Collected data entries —
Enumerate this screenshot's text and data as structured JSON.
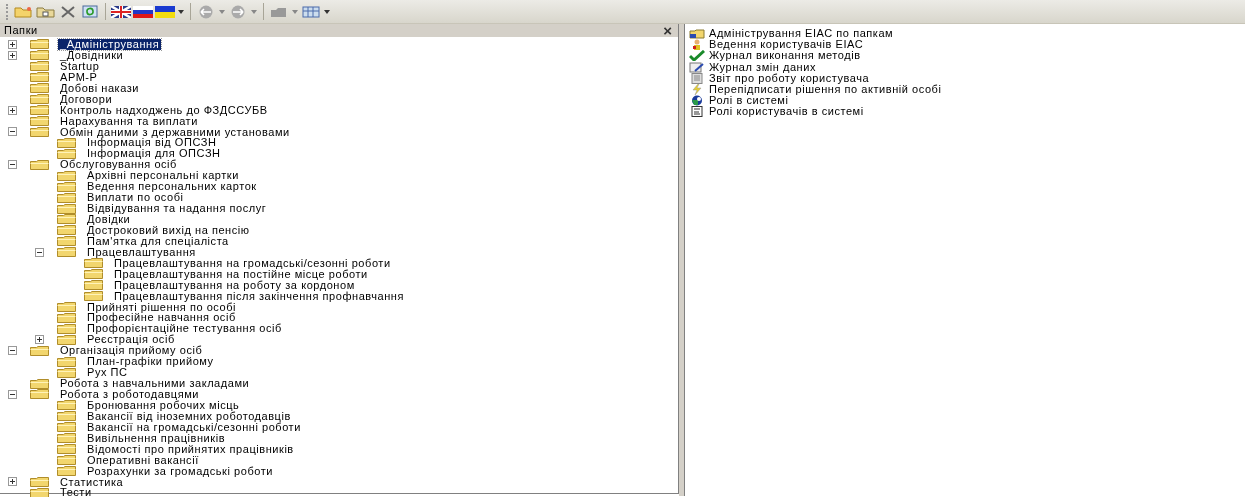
{
  "folders_panel": {
    "title": "Папки",
    "close_label": "×",
    "tree": [
      {
        "label": "_Адміністрування",
        "selected": true,
        "expanded": false
      },
      {
        "label": "_Довідники",
        "selected": false,
        "expanded": false
      },
      {
        "label": "Startup",
        "selected": false
      },
      {
        "label": "АРМ-Р",
        "selected": false
      },
      {
        "label": "Добові накази",
        "selected": false
      },
      {
        "label": "Договори",
        "selected": false
      },
      {
        "label": "Контроль надходжень до ФЗДССУБВ",
        "selected": false,
        "expanded": false
      },
      {
        "label": "Нарахування та виплати",
        "selected": false
      },
      {
        "label": "Обмін даними з державними установами",
        "selected": false,
        "expanded": true,
        "children": [
          {
            "label": "Інформація від ОПСЗН",
            "selected": false
          },
          {
            "label": "Інформація для ОПСЗН",
            "selected": false
          }
        ]
      },
      {
        "label": "Обслуговування осіб",
        "selected": false,
        "expanded": true,
        "children": [
          {
            "label": "Архівні персональні картки",
            "selected": false
          },
          {
            "label": "Ведення персональних карток",
            "selected": false
          },
          {
            "label": "Виплати по особі",
            "selected": false
          },
          {
            "label": "Відвідування та надання послуг",
            "selected": false
          },
          {
            "label": "Довідки",
            "selected": false
          },
          {
            "label": "Достроковий вихід на пенсію",
            "selected": false
          },
          {
            "label": "Пам'ятка для спеціаліста",
            "selected": false
          },
          {
            "label": "Працевлаштування",
            "selected": false,
            "expanded": true,
            "children": [
              {
                "label": "Працевлаштування на громадські/сезонні роботи",
                "selected": false
              },
              {
                "label": "Працевлаштування на постійне місце роботи",
                "selected": false
              },
              {
                "label": "Працевлаштування на роботу за кордоном",
                "selected": false
              },
              {
                "label": "Працевлаштування після закінчення профнавчання",
                "selected": false
              }
            ]
          },
          {
            "label": "Прийняті рішення по особі",
            "selected": false
          },
          {
            "label": "Професійне навчання осіб",
            "selected": false
          },
          {
            "label": "Профорієнтаційне тестування осіб",
            "selected": false
          },
          {
            "label": "Реєстрація осіб",
            "selected": false,
            "expanded": false
          }
        ]
      },
      {
        "label": "Організація прийому осіб",
        "selected": false,
        "expanded": true,
        "children": [
          {
            "label": "План-графіки прийому",
            "selected": false
          },
          {
            "label": "Рух ПС",
            "selected": false
          }
        ]
      },
      {
        "label": "Робота з навчальними закладами",
        "selected": false
      },
      {
        "label": "Робота з роботодавцями",
        "selected": false,
        "expanded": true,
        "children": [
          {
            "label": "Бронювання робочих місць",
            "selected": false
          },
          {
            "label": "Вакансії від іноземних роботодавців",
            "selected": false
          },
          {
            "label": "Вакансії на громадські/сезонні роботи",
            "selected": false
          },
          {
            "label": "Вивільнення працівників",
            "selected": false
          },
          {
            "label": "Відомості про прийнятих працівників",
            "selected": false
          },
          {
            "label": "Оперативні вакансії",
            "selected": false
          },
          {
            "label": "Розрахунки за громадські роботи",
            "selected": false
          }
        ]
      },
      {
        "label": "Статистика",
        "selected": false,
        "expanded": false
      },
      {
        "label": "Тести",
        "selected": false
      }
    ]
  },
  "contents": [
    {
      "label": "Адміністрування ЕІАС по папкам"
    },
    {
      "label": "Ведення користувачів ЕІАС"
    },
    {
      "label": "Журнал виконання методів"
    },
    {
      "label": "Журнал змін даних"
    },
    {
      "label": "Звіт про роботу користувача"
    },
    {
      "label": "Перепідписати рішення по активній особі"
    },
    {
      "label": "Ролі в системі"
    },
    {
      "label": "Ролі користувачів в системі"
    }
  ]
}
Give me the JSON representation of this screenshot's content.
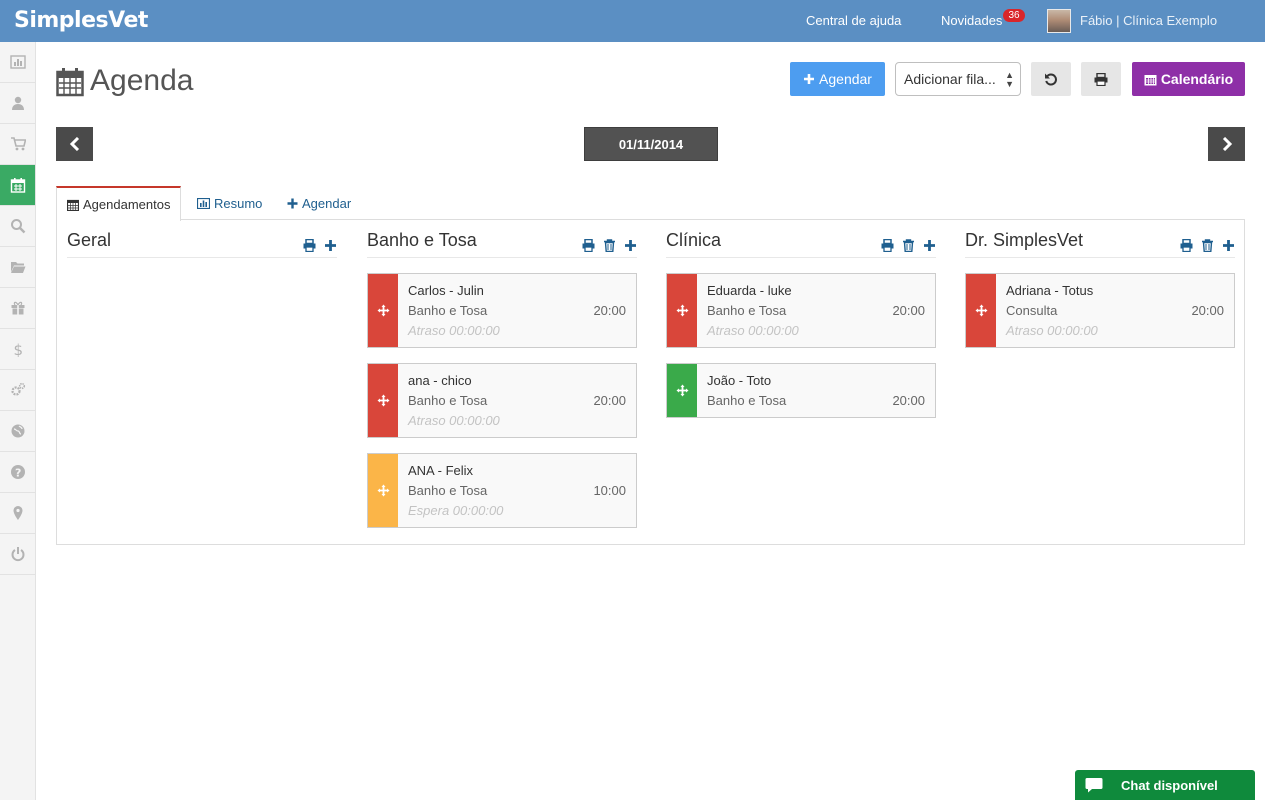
{
  "header": {
    "logo": "SimplesVet",
    "help_link": "Central de ajuda",
    "news_link": "Novidades",
    "news_badge": "36",
    "user_label": "Fábio | Clínica Exemplo"
  },
  "sidebar": {
    "items": [
      {
        "icon": "bar-chart-icon"
      },
      {
        "icon": "user-icon"
      },
      {
        "icon": "shopping-cart-icon"
      },
      {
        "icon": "calendar-icon",
        "active": true
      },
      {
        "icon": "search-icon"
      },
      {
        "icon": "folder-open-icon"
      },
      {
        "icon": "gift-icon"
      },
      {
        "icon": "dollar-icon"
      },
      {
        "icon": "cogs-icon"
      },
      {
        "icon": "globe-icon"
      },
      {
        "icon": "question-icon"
      },
      {
        "icon": "map-marker-icon"
      },
      {
        "icon": "power-icon"
      }
    ]
  },
  "page": {
    "title": "Agenda",
    "agendar_button": "Agendar",
    "queue_select": "Adicionar fila...",
    "calendar_button": "Calendário",
    "date": "01/11/2014"
  },
  "tabs": [
    {
      "label": "Agendamentos",
      "icon": "calendar-icon"
    },
    {
      "label": "Resumo",
      "icon": "bar-chart-icon"
    },
    {
      "label": "Agendar",
      "icon": "plus-icon"
    }
  ],
  "columns": [
    {
      "title": "Geral",
      "cards": []
    },
    {
      "title": "Banho e Tosa",
      "cards": [
        {
          "name": "Carlos - Julin",
          "service": "Banho e Tosa",
          "time": "20:00",
          "status": "Atraso 00:00:00",
          "color": "#d9463a"
        },
        {
          "name": "ana - chico",
          "service": "Banho e Tosa",
          "time": "20:00",
          "status": "Atraso 00:00:00",
          "color": "#d9463a"
        },
        {
          "name": "ANA - Felix",
          "service": "Banho e Tosa",
          "time": "10:00",
          "status": "Espera 00:00:00",
          "color": "#fbb548"
        }
      ]
    },
    {
      "title": "Clínica",
      "cards": [
        {
          "name": "Eduarda - luke",
          "service": "Banho e Tosa",
          "time": "20:00",
          "status": "Atraso 00:00:00",
          "color": "#d9463a"
        },
        {
          "name": "João - Toto",
          "service": "Banho e Tosa",
          "time": "20:00",
          "status": "",
          "color": "#3aaa4a"
        }
      ]
    },
    {
      "title": "Dr. SimplesVet",
      "cards": [
        {
          "name": "Adriana - Totus",
          "service": "Consulta",
          "time": "20:00",
          "status": "Atraso 00:00:00",
          "color": "#d9463a"
        }
      ]
    }
  ],
  "chat": {
    "label": "Chat disponível"
  }
}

Request —
Each entry above should be reproduced exactly, with the pictures removed.

Task response —
Enumerate this screenshot's text and data as structured JSON.
{
  "folders_panel": {
    "title": "Папки",
    "close_label": "×",
    "tree": [
      {
        "label": "_Адміністрування",
        "selected": true,
        "expanded": false
      },
      {
        "label": "_Довідники",
        "selected": false,
        "expanded": false
      },
      {
        "label": "Startup",
        "selected": false
      },
      {
        "label": "АРМ-Р",
        "selected": false
      },
      {
        "label": "Добові накази",
        "selected": false
      },
      {
        "label": "Договори",
        "selected": false
      },
      {
        "label": "Контроль надходжень до ФЗДССУБВ",
        "selected": false,
        "expanded": false
      },
      {
        "label": "Нарахування та виплати",
        "selected": false
      },
      {
        "label": "Обмін даними з державними установами",
        "selected": false,
        "expanded": true,
        "children": [
          {
            "label": "Інформація від ОПСЗН",
            "selected": false
          },
          {
            "label": "Інформація для ОПСЗН",
            "selected": false
          }
        ]
      },
      {
        "label": "Обслуговування осіб",
        "selected": false,
        "expanded": true,
        "children": [
          {
            "label": "Архівні персональні картки",
            "selected": false
          },
          {
            "label": "Ведення персональних карток",
            "selected": false
          },
          {
            "label": "Виплати по особі",
            "selected": false
          },
          {
            "label": "Відвідування та надання послуг",
            "selected": false
          },
          {
            "label": "Довідки",
            "selected": false
          },
          {
            "label": "Достроковий вихід на пенсію",
            "selected": false
          },
          {
            "label": "Пам'ятка для спеціаліста",
            "selected": false
          },
          {
            "label": "Працевлаштування",
            "selected": false,
            "expanded": true,
            "children": [
              {
                "label": "Працевлаштування на громадські/сезонні роботи",
                "selected": false
              },
              {
                "label": "Працевлаштування на постійне місце роботи",
                "selected": false
              },
              {
                "label": "Працевлаштування на роботу за кордоном",
                "selected": false
              },
              {
                "label": "Працевлаштування після закінчення профнавчання",
                "selected": false
              }
            ]
          },
          {
            "label": "Прийняті рішення по особі",
            "selected": false
          },
          {
            "label": "Професійне навчання осіб",
            "selected": false
          },
          {
            "label": "Профорієнтаційне тестування осіб",
            "selected": false
          },
          {
            "label": "Реєстрація осіб",
            "selected": false,
            "expanded": false
          }
        ]
      },
      {
        "label": "Організація прийому осіб",
        "selected": false,
        "expanded": true,
        "children": [
          {
            "label": "План-графіки прийому",
            "selected": false
          },
          {
            "label": "Рух ПС",
            "selected": false
          }
        ]
      },
      {
        "label": "Робота з навчальними закладами",
        "selected": false
      },
      {
        "label": "Робота з роботодавцями",
        "selected": false,
        "expanded": true,
        "children": [
          {
            "label": "Бронювання робочих місць",
            "selected": false
          },
          {
            "label": "Вакансії від іноземних роботодавців",
            "selected": false
          },
          {
            "label": "Вакансії на громадські/сезонні роботи",
            "selected": false
          },
          {
            "label": "Вивільнення працівників",
            "selected": false
          },
          {
            "label": "Відомості про прийнятих працівників",
            "selected": false
          },
          {
            "label": "Оперативні вакансії",
            "selected": false
          },
          {
            "label": "Розрахунки за громадські роботи",
            "selected": false
          }
        ]
      },
      {
        "label": "Статистика",
        "selected": false,
        "expanded": false
      },
      {
        "label": "Тести",
        "selected": false
      }
    ]
  },
  "contents": [
    {
      "label": "Адміністрування ЕІАС по папкам"
    },
    {
      "label": "Ведення користувачів ЕІАС"
    },
    {
      "label": "Журнал виконання методів"
    },
    {
      "label": "Журнал змін даних"
    },
    {
      "label": "Звіт про роботу користувача"
    },
    {
      "label": "Перепідписати рішення по активній особі"
    },
    {
      "label": "Ролі в системі"
    },
    {
      "label": "Ролі користувачів в системі"
    }
  ]
}
Give me the JSON representation of this screenshot's content.
{
  "header": {
    "logo": "SimplesVet",
    "help_link": "Central de ajuda",
    "news_link": "Novidades",
    "news_badge": "36",
    "user_label": "Fábio | Clínica Exemplo"
  },
  "sidebar": {
    "items": [
      {
        "icon": "bar-chart-icon"
      },
      {
        "icon": "user-icon"
      },
      {
        "icon": "shopping-cart-icon"
      },
      {
        "icon": "calendar-icon",
        "active": true
      },
      {
        "icon": "search-icon"
      },
      {
        "icon": "folder-open-icon"
      },
      {
        "icon": "gift-icon"
      },
      {
        "icon": "dollar-icon"
      },
      {
        "icon": "cogs-icon"
      },
      {
        "icon": "globe-icon"
      },
      {
        "icon": "question-icon"
      },
      {
        "icon": "map-marker-icon"
      },
      {
        "icon": "power-icon"
      }
    ]
  },
  "page": {
    "title": "Agenda",
    "agendar_button": "Agendar",
    "queue_select": "Adicionar fila...",
    "calendar_button": "Calendário",
    "date": "01/11/2014"
  },
  "tabs": [
    {
      "label": "Agendamentos",
      "icon": "calendar-icon"
    },
    {
      "label": "Resumo",
      "icon": "bar-chart-icon"
    },
    {
      "label": "Agendar",
      "icon": "plus-icon"
    }
  ],
  "columns": [
    {
      "title": "Geral",
      "cards": []
    },
    {
      "title": "Banho e Tosa",
      "cards": [
        {
          "name": "Carlos - Julin",
          "service": "Banho e Tosa",
          "time": "20:00",
          "status": "Atraso 00:00:00",
          "color": "#d9463a"
        },
        {
          "name": "ana - chico",
          "service": "Banho e Tosa",
          "time": "20:00",
          "status": "Atraso 00:00:00",
          "color": "#d9463a"
        },
        {
          "name": "ANA - Felix",
          "service": "Banho e Tosa",
          "time": "10:00",
          "status": "Espera 00:00:00",
          "color": "#fbb548"
        }
      ]
    },
    {
      "title": "Clínica",
      "cards": [
        {
          "name": "Eduarda - luke",
          "service": "Banho e Tosa",
          "time": "20:00",
          "status": "Atraso 00:00:00",
          "color": "#d9463a"
        },
        {
          "name": "João - Toto",
          "service": "Banho e Tosa",
          "time": "20:00",
          "status": "",
          "color": "#3aaa4a"
        }
      ]
    },
    {
      "title": "Dr. SimplesVet",
      "cards": [
        {
          "name": "Adriana - Totus",
          "service": "Consulta",
          "time": "20:00",
          "status": "Atraso 00:00:00",
          "color": "#d9463a"
        }
      ]
    }
  ],
  "chat": {
    "label": "Chat disponível"
  }
}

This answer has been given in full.